▸ **DATASET RECORDS**:
▬▬▬▬▬▬▬▬▬▬

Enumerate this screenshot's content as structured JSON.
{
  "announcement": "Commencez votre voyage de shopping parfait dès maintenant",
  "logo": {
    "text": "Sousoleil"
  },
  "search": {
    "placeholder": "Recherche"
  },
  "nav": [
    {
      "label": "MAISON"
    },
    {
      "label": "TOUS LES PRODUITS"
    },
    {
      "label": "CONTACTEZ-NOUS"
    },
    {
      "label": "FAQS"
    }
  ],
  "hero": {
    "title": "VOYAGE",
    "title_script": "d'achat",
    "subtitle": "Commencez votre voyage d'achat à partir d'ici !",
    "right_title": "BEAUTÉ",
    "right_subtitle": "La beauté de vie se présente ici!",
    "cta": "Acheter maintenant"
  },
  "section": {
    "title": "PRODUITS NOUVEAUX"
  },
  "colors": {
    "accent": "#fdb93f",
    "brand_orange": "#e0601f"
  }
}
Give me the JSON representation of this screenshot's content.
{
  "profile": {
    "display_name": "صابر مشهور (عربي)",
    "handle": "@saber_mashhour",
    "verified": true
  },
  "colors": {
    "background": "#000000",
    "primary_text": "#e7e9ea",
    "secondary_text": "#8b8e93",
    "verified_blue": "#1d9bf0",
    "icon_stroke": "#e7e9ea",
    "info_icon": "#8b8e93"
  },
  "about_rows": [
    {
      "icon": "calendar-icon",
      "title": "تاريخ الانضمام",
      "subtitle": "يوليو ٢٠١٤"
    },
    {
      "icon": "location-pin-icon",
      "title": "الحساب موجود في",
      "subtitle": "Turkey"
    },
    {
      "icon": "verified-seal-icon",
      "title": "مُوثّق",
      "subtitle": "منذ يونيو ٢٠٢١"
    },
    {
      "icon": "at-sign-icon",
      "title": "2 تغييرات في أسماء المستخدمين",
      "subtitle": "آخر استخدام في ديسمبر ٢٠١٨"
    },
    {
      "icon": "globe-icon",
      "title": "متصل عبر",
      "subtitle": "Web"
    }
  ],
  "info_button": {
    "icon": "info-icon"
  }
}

▬▬▬▬▬▬▬▬▬▬

▸ **EXERCISE BRIEF**: Pull out every line of the records above that contains the word "JSON".

▸ **RESULT OF THE EXERCISE**:
Enumerate this screenshot's content as structured JSON.
Give me the JSON representation of this screenshot's content.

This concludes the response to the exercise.